• Task description
In the records below, find each line with the word "Output" and copy it.

• Records shown
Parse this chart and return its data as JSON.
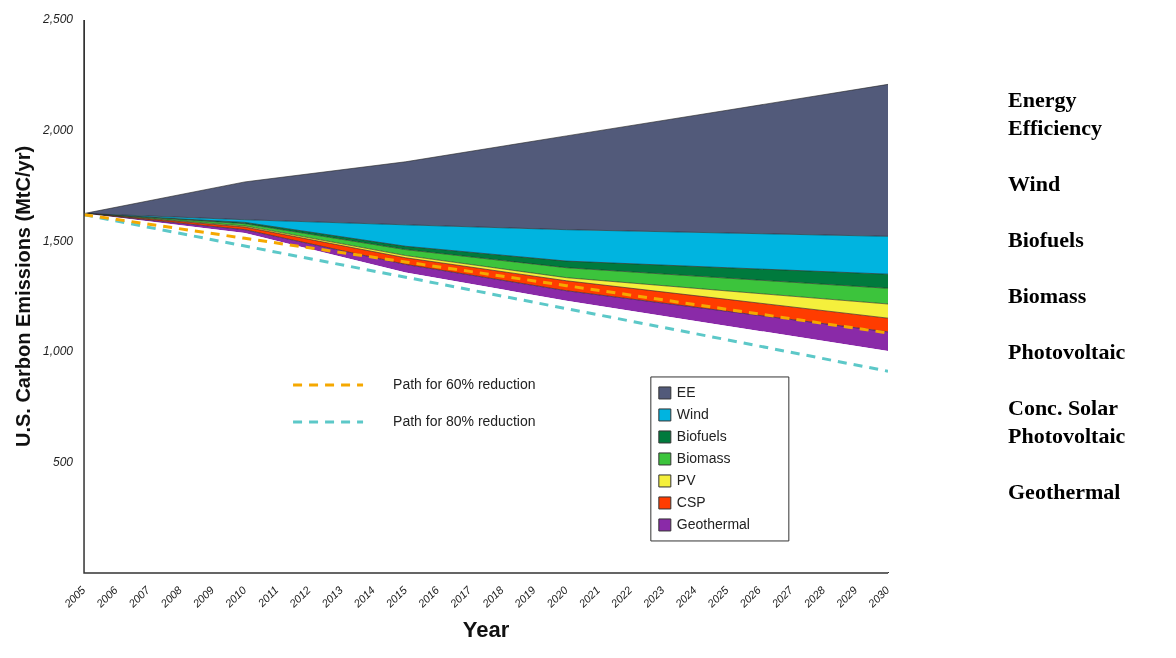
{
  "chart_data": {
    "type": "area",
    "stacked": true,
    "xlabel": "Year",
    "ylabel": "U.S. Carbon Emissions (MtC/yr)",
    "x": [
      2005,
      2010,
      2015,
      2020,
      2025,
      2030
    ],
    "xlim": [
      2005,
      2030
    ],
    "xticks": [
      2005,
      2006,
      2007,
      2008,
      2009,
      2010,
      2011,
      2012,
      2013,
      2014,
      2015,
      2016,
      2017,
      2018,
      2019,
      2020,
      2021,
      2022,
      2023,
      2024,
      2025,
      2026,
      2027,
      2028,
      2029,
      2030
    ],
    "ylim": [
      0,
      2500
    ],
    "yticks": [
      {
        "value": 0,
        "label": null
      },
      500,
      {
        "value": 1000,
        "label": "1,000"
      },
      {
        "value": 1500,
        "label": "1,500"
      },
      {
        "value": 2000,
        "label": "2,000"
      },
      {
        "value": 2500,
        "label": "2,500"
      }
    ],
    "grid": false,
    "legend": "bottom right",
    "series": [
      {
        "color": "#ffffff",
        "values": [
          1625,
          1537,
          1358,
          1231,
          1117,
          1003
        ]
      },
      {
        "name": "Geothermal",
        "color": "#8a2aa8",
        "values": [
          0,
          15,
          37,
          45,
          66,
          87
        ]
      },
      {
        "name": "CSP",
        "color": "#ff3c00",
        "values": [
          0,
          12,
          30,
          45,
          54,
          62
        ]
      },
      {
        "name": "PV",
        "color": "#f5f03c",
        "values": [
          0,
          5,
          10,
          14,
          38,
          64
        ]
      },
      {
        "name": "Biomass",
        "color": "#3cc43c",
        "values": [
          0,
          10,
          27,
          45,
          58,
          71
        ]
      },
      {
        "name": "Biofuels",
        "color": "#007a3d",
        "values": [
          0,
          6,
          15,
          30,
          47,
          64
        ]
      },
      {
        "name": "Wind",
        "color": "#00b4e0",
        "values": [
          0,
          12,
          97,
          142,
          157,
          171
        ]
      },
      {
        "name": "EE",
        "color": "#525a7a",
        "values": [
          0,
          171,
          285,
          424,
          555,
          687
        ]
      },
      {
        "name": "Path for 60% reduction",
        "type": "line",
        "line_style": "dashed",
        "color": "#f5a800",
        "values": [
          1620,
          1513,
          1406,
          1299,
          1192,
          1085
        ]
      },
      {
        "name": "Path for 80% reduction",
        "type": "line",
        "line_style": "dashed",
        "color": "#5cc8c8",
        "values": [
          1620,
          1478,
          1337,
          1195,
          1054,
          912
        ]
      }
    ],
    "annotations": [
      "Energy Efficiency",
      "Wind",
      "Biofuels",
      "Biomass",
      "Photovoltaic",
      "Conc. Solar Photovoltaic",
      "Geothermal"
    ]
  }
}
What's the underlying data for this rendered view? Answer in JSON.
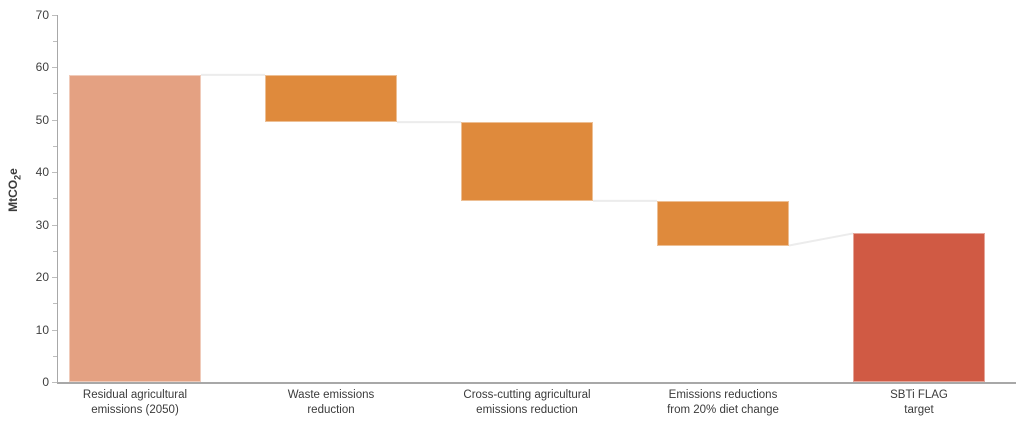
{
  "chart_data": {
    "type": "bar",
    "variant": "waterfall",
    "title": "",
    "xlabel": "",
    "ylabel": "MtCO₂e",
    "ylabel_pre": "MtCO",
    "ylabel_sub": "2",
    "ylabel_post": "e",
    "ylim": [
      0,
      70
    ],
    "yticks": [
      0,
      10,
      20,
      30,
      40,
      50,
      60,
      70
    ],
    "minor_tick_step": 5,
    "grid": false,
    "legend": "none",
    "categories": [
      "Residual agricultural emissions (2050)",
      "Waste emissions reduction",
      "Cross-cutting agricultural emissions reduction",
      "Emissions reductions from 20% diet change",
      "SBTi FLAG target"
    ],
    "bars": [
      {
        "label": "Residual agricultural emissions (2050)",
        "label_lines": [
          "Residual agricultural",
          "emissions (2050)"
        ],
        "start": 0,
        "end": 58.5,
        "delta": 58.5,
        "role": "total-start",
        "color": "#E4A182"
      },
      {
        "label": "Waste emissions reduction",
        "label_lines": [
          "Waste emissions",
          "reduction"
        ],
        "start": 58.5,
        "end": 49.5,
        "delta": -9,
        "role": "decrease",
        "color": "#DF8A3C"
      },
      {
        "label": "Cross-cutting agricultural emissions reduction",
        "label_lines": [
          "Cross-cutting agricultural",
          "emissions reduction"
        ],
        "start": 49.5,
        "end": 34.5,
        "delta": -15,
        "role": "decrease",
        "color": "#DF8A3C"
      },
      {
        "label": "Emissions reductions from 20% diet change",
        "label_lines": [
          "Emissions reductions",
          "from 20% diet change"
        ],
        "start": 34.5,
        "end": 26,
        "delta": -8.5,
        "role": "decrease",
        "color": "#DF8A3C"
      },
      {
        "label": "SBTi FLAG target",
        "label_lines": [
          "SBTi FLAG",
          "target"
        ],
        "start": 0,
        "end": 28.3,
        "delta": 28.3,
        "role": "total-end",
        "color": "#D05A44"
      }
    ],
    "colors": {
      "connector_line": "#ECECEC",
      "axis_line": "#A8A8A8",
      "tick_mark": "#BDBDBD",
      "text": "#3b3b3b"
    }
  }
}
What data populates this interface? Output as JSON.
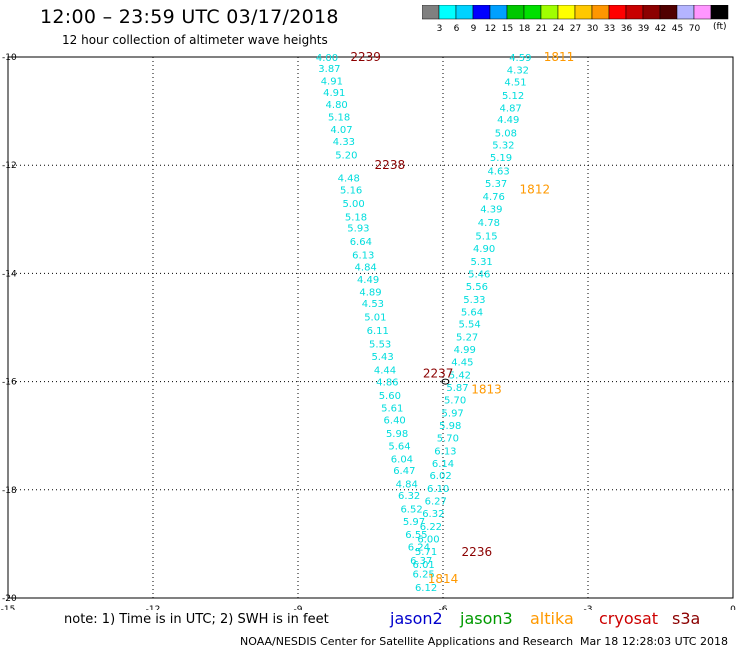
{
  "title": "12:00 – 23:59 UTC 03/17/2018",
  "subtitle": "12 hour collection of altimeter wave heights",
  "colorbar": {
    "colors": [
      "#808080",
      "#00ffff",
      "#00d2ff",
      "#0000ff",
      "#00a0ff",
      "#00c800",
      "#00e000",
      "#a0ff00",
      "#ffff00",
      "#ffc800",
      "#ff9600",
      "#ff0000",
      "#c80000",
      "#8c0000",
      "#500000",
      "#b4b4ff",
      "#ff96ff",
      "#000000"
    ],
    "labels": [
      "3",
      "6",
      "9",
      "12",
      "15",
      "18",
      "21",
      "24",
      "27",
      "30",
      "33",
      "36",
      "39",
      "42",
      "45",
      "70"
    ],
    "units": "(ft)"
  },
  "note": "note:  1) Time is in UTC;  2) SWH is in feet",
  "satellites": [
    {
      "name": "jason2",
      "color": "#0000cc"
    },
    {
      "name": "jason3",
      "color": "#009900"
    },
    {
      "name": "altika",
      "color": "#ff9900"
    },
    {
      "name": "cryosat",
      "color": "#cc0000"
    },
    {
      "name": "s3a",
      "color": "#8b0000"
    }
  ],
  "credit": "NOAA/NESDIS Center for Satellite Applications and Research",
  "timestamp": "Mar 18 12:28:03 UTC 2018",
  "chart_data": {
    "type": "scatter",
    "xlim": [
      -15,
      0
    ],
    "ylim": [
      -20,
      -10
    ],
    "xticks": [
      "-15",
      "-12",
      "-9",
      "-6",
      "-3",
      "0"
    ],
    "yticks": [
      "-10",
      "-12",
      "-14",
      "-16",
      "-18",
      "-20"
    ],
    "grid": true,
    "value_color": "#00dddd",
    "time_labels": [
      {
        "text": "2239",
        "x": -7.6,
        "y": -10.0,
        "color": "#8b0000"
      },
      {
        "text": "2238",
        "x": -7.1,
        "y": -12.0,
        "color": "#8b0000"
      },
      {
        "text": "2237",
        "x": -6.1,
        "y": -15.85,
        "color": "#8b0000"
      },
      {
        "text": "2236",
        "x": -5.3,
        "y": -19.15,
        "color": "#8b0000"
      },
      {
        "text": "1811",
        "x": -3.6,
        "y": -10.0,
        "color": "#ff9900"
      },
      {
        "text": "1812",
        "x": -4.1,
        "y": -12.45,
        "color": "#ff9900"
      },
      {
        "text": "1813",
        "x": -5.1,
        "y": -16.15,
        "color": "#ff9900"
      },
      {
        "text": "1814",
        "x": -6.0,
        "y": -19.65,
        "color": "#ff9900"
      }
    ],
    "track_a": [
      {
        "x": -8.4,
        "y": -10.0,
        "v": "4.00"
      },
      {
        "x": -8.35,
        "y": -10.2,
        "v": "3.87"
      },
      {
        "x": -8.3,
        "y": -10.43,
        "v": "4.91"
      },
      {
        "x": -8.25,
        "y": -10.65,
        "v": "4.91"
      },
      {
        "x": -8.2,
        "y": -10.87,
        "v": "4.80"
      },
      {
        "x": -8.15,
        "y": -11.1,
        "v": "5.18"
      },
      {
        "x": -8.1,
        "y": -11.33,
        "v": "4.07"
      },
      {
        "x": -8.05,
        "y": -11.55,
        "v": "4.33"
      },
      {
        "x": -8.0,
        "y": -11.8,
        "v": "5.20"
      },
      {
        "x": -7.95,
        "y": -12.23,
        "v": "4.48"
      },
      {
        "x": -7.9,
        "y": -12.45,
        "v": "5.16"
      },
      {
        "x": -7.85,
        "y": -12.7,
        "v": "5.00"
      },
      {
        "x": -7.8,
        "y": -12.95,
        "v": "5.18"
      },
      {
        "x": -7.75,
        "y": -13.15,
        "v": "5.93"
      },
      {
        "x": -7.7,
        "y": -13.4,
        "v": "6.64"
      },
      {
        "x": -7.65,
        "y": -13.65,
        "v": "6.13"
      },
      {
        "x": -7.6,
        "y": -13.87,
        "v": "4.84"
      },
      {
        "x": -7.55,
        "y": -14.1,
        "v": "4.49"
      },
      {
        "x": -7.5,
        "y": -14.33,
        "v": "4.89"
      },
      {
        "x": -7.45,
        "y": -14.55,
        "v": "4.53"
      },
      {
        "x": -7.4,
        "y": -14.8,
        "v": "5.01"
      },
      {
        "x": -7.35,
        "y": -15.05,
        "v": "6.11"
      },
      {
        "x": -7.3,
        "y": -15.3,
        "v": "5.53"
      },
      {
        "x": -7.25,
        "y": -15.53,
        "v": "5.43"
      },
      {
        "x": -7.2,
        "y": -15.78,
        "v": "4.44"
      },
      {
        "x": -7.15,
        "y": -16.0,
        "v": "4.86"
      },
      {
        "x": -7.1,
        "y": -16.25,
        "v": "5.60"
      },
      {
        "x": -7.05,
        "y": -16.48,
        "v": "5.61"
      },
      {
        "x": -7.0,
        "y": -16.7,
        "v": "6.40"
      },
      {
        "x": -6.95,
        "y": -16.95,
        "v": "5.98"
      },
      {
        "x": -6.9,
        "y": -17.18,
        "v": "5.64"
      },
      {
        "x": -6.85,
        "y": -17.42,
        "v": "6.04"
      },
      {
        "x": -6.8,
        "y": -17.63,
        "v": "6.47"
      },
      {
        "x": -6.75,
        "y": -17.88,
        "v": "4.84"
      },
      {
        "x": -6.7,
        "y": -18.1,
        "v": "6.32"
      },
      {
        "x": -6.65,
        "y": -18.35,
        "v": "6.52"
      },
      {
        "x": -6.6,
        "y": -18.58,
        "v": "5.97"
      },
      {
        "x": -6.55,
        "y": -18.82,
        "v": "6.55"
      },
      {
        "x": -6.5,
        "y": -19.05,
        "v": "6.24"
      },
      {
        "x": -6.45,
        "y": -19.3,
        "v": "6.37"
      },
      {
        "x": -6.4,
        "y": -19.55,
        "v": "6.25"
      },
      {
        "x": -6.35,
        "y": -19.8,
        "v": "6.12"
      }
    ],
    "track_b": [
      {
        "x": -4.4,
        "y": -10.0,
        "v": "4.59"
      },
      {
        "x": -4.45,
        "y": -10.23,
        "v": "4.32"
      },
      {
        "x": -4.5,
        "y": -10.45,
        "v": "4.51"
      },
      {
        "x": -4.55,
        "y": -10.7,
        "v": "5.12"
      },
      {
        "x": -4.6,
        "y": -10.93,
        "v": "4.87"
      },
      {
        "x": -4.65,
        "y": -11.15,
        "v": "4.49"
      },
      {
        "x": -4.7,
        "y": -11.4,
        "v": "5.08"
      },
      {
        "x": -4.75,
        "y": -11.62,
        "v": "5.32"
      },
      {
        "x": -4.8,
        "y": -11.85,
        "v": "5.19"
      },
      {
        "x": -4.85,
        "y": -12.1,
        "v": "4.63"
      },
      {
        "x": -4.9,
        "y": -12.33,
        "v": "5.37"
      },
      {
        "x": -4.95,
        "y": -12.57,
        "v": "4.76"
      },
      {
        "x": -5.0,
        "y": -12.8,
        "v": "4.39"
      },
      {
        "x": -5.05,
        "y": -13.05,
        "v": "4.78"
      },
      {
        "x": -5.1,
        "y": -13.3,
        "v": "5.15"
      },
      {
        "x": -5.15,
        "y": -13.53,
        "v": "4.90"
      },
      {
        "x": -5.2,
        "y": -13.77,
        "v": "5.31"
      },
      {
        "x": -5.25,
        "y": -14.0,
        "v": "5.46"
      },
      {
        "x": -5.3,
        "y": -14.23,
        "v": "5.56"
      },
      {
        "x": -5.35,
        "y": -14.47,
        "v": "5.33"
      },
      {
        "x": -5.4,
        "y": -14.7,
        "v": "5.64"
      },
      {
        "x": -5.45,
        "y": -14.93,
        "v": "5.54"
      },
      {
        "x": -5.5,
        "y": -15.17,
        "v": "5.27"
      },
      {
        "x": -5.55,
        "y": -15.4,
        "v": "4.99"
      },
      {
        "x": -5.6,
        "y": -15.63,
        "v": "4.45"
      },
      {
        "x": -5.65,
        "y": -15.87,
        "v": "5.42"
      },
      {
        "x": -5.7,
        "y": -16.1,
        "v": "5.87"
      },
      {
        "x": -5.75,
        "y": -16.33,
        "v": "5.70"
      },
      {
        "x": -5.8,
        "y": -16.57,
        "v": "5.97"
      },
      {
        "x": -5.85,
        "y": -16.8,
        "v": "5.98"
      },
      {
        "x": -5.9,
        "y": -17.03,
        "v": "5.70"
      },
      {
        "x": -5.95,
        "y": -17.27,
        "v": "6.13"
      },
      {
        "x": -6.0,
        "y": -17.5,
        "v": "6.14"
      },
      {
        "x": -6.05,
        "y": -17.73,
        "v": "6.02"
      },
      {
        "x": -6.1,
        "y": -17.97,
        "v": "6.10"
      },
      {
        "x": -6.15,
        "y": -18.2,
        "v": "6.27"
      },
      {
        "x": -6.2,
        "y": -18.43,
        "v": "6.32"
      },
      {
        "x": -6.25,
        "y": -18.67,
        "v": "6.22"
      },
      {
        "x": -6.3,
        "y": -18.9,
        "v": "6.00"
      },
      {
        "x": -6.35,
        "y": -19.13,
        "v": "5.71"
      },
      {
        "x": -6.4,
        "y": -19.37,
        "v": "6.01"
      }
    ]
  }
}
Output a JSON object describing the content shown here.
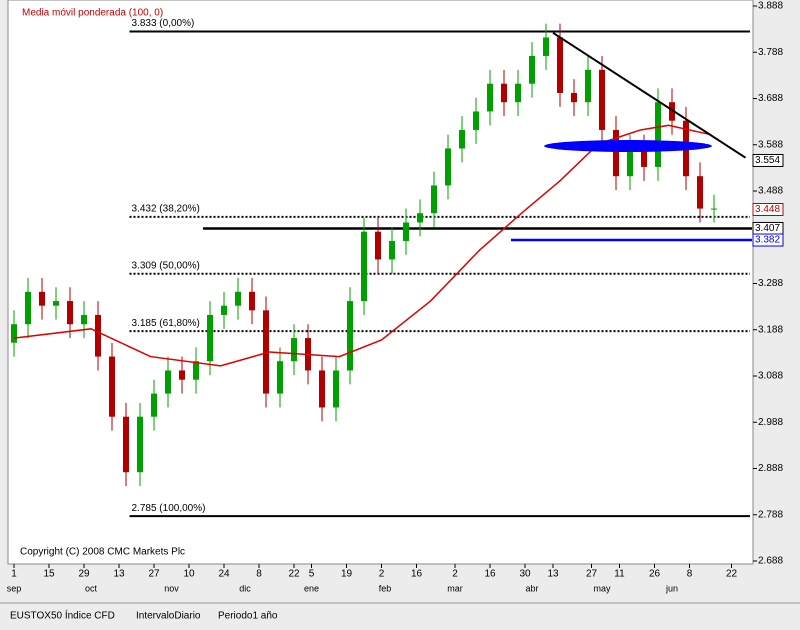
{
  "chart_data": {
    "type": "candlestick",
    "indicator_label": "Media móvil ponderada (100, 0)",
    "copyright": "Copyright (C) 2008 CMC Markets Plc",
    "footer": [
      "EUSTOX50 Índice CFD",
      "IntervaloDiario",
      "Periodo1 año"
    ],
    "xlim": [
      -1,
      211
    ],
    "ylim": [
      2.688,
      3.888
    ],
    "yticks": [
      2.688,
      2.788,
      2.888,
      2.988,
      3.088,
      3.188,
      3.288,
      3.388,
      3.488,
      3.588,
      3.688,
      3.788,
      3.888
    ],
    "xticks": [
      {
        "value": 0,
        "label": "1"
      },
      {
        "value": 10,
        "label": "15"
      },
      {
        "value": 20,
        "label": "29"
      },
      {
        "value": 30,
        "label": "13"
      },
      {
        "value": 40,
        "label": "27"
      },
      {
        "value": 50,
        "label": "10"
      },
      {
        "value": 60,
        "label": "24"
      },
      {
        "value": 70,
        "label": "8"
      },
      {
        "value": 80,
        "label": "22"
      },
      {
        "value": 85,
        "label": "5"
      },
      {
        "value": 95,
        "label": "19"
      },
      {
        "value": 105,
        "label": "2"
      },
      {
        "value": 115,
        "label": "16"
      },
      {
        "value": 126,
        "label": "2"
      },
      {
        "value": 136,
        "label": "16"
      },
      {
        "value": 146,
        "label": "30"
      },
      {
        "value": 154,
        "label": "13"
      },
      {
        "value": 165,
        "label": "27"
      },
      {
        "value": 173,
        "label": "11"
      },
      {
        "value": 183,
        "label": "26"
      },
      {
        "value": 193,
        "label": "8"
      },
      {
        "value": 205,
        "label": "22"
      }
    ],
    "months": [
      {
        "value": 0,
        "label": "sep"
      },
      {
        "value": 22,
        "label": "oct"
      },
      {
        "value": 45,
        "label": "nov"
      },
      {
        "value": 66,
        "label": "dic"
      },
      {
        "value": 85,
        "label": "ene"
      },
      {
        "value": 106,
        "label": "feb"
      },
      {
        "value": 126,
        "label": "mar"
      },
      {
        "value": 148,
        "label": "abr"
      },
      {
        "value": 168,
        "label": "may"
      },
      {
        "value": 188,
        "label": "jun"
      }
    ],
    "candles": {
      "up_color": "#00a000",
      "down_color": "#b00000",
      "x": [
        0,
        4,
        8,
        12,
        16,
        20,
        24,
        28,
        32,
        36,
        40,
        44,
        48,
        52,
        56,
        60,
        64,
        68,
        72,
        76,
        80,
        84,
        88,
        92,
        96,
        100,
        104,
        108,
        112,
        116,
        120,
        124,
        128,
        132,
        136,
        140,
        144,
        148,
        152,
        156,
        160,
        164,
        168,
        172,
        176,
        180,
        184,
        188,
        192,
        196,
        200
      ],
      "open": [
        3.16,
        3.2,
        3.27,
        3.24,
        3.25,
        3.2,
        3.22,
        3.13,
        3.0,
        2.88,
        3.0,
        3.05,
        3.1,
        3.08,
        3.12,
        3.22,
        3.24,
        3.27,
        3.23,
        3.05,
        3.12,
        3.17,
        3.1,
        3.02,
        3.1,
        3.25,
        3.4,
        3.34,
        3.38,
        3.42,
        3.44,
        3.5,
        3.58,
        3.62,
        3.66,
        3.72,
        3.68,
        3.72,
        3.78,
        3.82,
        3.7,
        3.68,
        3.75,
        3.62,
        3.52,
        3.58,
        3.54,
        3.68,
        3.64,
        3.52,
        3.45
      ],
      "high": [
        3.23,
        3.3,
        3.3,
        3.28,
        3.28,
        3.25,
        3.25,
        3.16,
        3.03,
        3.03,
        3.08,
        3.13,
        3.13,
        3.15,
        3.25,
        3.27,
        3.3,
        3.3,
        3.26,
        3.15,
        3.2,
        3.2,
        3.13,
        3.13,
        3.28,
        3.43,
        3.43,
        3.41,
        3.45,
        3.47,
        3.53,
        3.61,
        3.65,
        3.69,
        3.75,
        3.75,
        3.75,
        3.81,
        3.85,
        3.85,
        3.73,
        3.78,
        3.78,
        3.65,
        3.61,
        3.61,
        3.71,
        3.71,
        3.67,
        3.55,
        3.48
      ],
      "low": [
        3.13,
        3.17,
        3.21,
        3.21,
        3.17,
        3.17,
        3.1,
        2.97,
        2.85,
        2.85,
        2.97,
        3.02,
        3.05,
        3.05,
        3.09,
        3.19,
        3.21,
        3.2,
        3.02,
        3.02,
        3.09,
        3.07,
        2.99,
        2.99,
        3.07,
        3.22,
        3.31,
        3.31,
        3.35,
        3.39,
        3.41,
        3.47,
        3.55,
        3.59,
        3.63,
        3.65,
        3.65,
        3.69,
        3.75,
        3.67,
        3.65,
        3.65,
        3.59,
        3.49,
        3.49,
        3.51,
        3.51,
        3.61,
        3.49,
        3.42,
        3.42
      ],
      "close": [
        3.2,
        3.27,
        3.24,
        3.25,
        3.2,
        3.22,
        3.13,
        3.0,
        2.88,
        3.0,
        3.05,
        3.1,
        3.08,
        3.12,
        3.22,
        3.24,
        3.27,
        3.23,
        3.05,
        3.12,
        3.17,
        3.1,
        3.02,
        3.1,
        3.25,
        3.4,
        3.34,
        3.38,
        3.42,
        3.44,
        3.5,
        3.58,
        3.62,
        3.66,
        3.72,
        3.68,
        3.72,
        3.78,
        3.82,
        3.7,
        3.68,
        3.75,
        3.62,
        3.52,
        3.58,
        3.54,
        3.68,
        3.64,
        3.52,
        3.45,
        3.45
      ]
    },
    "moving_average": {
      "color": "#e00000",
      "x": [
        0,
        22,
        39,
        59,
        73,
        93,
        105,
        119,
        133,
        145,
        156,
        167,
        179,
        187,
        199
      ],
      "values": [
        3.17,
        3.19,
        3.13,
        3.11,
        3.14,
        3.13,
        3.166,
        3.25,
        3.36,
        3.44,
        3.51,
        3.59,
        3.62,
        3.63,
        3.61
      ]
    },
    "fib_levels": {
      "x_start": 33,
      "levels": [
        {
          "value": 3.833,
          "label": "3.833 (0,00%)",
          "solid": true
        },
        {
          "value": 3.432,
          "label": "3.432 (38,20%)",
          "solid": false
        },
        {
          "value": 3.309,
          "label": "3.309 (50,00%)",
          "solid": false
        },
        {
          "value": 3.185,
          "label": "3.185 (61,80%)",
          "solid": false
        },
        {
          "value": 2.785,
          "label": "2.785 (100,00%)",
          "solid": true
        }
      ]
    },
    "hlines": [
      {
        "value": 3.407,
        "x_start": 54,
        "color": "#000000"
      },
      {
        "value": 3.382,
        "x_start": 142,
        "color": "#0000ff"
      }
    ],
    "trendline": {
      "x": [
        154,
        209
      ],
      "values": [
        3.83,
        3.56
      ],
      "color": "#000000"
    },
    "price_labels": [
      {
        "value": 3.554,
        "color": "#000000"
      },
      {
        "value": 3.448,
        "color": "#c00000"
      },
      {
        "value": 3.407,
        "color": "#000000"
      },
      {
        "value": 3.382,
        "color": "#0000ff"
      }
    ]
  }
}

• The response
What data populates this interface? Output as JSON.
Output a JSON object describing the content shown here.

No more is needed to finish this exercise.